## Stated task
Go through the records and extract every line with the word "Dropback".

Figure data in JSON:
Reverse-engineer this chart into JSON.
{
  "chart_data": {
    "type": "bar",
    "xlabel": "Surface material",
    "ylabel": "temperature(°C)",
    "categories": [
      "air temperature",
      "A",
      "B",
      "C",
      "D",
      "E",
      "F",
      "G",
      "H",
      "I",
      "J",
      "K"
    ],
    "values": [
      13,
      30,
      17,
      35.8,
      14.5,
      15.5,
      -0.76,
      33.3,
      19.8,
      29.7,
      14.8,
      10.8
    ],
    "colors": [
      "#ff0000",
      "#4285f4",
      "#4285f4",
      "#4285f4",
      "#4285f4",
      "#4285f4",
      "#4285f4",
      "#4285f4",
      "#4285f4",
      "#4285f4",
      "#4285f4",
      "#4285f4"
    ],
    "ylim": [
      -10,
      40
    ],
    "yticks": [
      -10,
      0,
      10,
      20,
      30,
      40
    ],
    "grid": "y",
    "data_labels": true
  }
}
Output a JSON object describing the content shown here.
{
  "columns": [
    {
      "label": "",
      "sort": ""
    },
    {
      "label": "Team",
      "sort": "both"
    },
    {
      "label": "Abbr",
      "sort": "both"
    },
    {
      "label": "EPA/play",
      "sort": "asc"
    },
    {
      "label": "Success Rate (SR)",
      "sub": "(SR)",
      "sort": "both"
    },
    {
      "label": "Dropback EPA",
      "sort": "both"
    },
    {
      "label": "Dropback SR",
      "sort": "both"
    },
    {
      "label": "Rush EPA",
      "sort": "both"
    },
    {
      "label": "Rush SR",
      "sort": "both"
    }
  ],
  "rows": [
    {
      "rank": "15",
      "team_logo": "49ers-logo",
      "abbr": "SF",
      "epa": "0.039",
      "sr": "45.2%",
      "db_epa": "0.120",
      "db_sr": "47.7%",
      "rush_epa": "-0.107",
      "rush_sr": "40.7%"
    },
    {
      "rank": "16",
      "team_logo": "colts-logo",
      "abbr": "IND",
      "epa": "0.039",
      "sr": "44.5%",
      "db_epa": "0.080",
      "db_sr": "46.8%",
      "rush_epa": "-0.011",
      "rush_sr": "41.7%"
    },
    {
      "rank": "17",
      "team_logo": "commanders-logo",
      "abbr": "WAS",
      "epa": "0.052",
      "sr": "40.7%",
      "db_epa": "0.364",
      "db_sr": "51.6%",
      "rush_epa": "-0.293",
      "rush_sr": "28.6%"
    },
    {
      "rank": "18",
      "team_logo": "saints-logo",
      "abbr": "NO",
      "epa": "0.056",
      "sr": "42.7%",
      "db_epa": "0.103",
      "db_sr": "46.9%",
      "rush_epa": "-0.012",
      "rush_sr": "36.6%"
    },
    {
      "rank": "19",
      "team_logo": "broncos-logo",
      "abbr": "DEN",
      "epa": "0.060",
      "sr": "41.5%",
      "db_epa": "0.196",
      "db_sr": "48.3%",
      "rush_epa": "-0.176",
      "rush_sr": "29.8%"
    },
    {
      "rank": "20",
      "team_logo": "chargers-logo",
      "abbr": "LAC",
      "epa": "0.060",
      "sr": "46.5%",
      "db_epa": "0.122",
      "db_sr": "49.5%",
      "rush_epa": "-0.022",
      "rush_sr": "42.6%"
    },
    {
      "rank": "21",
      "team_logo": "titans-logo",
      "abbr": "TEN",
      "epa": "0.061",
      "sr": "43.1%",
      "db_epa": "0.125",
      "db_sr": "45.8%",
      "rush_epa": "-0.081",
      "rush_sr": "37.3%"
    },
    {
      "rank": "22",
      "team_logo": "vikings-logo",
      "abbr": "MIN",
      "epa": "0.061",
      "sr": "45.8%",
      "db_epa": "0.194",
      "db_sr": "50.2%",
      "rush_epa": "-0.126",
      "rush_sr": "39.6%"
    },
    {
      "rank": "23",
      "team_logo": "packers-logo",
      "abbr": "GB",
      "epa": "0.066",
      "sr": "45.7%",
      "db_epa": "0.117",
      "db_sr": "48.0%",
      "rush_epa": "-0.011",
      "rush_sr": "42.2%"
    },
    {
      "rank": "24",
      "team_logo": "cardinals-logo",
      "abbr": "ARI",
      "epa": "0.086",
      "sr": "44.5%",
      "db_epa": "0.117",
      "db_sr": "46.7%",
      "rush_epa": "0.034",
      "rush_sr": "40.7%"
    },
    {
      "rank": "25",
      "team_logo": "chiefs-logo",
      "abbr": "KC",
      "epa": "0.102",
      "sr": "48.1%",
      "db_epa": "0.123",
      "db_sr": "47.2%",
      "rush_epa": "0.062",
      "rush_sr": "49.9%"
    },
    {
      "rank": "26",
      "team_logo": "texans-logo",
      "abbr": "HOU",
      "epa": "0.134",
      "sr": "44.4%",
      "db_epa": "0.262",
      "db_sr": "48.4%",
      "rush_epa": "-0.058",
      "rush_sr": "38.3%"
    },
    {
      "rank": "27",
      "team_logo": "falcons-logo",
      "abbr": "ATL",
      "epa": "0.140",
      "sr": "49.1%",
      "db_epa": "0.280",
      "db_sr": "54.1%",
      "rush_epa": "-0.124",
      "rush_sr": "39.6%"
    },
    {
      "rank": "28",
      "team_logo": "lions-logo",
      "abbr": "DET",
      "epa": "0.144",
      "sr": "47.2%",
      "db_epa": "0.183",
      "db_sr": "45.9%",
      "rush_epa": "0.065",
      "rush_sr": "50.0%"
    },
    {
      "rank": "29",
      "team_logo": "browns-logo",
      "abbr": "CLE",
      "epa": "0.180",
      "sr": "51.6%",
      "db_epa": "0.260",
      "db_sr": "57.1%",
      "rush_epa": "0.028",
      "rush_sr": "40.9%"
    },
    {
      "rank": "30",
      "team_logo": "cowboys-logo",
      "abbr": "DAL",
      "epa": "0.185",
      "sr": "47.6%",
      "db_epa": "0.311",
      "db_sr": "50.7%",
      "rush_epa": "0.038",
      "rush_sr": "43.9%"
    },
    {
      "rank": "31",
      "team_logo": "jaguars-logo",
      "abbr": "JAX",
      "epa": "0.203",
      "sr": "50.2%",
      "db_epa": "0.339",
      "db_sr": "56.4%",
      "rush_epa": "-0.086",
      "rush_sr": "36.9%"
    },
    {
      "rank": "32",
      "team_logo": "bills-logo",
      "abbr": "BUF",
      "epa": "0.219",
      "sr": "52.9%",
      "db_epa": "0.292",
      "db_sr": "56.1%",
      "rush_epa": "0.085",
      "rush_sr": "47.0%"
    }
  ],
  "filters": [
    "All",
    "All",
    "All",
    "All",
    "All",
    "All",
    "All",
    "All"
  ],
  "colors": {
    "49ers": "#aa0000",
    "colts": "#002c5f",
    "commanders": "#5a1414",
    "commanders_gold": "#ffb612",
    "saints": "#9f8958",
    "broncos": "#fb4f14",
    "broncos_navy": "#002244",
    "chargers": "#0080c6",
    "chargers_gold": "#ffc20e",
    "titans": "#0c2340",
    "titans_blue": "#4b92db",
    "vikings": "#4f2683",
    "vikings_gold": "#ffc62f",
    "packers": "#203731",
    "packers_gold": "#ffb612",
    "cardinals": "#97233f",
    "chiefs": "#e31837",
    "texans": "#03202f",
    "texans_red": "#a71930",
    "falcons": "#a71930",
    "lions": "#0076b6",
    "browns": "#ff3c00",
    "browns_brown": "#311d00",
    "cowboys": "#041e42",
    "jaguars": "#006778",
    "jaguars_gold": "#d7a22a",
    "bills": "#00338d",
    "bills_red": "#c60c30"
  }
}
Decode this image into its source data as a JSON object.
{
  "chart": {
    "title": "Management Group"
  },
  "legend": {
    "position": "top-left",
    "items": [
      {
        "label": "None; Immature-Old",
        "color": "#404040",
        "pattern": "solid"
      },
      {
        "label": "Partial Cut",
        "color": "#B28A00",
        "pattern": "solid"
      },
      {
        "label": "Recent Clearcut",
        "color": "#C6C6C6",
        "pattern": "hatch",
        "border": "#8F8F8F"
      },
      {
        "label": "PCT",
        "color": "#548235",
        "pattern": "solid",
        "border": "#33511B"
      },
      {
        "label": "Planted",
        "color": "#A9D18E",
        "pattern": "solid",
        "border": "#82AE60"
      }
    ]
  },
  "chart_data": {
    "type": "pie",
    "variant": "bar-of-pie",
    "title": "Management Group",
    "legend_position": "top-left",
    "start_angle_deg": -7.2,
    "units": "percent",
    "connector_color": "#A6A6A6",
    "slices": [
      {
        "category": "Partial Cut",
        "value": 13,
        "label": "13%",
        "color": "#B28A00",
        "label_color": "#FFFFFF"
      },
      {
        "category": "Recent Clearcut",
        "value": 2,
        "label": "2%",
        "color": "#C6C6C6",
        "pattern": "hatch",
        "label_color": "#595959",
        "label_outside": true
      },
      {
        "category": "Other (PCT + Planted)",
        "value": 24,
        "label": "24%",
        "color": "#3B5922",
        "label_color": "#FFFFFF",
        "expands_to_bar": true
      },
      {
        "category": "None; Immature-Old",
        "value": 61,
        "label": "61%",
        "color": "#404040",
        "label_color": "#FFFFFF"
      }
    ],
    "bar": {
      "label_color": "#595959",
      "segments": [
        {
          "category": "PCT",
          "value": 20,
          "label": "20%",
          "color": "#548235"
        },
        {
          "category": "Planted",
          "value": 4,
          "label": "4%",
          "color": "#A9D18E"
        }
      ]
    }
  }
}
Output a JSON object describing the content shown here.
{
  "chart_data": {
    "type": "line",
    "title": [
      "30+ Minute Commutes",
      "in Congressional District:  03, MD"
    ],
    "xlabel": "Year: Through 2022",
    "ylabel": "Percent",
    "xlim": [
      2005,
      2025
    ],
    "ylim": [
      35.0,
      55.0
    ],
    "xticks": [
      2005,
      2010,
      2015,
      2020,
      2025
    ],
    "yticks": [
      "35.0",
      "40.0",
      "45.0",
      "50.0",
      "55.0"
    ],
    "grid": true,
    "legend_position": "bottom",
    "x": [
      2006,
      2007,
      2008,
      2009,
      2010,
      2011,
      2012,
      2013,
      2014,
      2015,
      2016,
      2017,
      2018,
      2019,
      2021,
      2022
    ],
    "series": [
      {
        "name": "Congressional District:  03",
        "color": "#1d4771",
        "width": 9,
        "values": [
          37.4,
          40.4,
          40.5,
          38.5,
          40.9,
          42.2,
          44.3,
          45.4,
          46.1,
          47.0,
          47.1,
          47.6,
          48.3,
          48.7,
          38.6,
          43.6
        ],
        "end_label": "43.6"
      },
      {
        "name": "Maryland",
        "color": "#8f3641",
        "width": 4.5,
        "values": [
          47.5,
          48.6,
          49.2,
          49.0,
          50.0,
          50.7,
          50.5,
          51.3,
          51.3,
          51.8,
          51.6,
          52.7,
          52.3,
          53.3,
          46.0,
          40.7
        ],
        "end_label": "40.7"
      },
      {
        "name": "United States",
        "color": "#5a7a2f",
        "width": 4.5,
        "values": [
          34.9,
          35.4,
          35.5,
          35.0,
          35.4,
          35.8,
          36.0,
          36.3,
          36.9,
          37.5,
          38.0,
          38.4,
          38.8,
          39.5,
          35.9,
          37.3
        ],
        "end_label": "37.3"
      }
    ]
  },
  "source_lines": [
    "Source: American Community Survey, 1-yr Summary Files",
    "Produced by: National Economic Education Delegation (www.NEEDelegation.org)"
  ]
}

## Answer to the task
      "label": "Dropback EPA",
      "label": "Dropback SR",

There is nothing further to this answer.